◆ **Stated problem**
Reproduce the following material exactly, including every line.
======== Information given
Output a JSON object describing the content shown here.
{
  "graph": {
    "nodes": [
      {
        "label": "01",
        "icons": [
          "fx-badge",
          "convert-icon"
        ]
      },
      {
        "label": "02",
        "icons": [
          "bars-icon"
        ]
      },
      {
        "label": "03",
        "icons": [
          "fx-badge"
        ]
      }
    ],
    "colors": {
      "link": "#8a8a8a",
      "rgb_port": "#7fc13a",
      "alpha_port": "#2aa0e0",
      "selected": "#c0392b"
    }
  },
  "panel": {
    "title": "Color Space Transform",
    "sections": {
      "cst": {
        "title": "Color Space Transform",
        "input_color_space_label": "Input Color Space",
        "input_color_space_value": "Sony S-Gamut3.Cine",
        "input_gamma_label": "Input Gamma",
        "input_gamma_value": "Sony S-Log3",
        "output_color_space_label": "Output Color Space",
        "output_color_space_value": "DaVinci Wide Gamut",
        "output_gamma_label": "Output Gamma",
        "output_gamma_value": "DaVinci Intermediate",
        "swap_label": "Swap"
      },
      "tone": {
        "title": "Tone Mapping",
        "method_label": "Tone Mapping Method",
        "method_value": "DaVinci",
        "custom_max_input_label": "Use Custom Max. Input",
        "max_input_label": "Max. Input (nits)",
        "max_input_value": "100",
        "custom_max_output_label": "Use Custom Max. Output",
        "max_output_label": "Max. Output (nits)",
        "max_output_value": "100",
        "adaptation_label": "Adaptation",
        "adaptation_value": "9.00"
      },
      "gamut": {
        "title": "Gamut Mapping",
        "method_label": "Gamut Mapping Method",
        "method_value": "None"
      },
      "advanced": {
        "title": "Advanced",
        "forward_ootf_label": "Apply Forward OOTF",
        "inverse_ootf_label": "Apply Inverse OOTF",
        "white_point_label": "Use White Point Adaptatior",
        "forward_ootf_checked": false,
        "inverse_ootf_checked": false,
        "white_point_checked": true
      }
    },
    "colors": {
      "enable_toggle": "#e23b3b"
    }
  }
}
================
◆ **Solution to this exercise**
Output a JSON object describing the content shown here.
{
  "graph": {
    "nodes": [
      {
        "label": "01",
        "icons": [
          "fx-badge",
          "convert-icon"
        ]
      },
      {
        "label": "02",
        "icons": [
          "bars-icon"
        ]
      },
      {
        "label": "03",
        "icons": [
          "fx-badge"
        ]
      }
    ],
    "colors": {
      "link": "#8a8a8a",
      "rgb_port": "#7fc13a",
      "alpha_port": "#2aa0e0",
      "selected": "#c0392b"
    }
  },
  "panel": {
    "title": "Color Space Transform",
    "sections": {
      "cst": {
        "title": "Color Space Transform",
        "input_color_space_label": "Input Color Space",
        "input_color_space_value": "Sony S-Gamut3.Cine",
        "input_gamma_label": "Input Gamma",
        "input_gamma_value": "Sony S-Log3",
        "output_color_space_label": "Output Color Space",
        "output_color_space_value": "DaVinci Wide Gamut",
        "output_gamma_label": "Output Gamma",
        "output_gamma_value": "DaVinci Intermediate",
        "swap_label": "Swap"
      },
      "tone": {
        "title": "Tone Mapping",
        "method_label": "Tone Mapping Method",
        "method_value": "DaVinci",
        "custom_max_input_label": "Use Custom Max. Input",
        "max_input_label": "Max. Input (nits)",
        "max_input_value": "100",
        "custom_max_output_label": "Use Custom Max. Output",
        "max_output_label": "Max. Output (nits)",
        "max_output_value": "100",
        "adaptation_label": "Adaptation",
        "adaptation_value": "9.00"
      },
      "gamut": {
        "title": "Gamut Mapping",
        "method_label": "Gamut Mapping Method",
        "method_value": "None"
      },
      "advanced": {
        "title": "Advanced",
        "forward_ootf_label": "Apply Forward OOTF",
        "inverse_ootf_label": "Apply Inverse OOTF",
        "white_point_label": "Use White Point Adaptatior",
        "forward_ootf_checked": false,
        "inverse_ootf_checked": false,
        "white_point_checked": true
      }
    },
    "colors": {
      "enable_toggle": "#e23b3b"
    }
  }
}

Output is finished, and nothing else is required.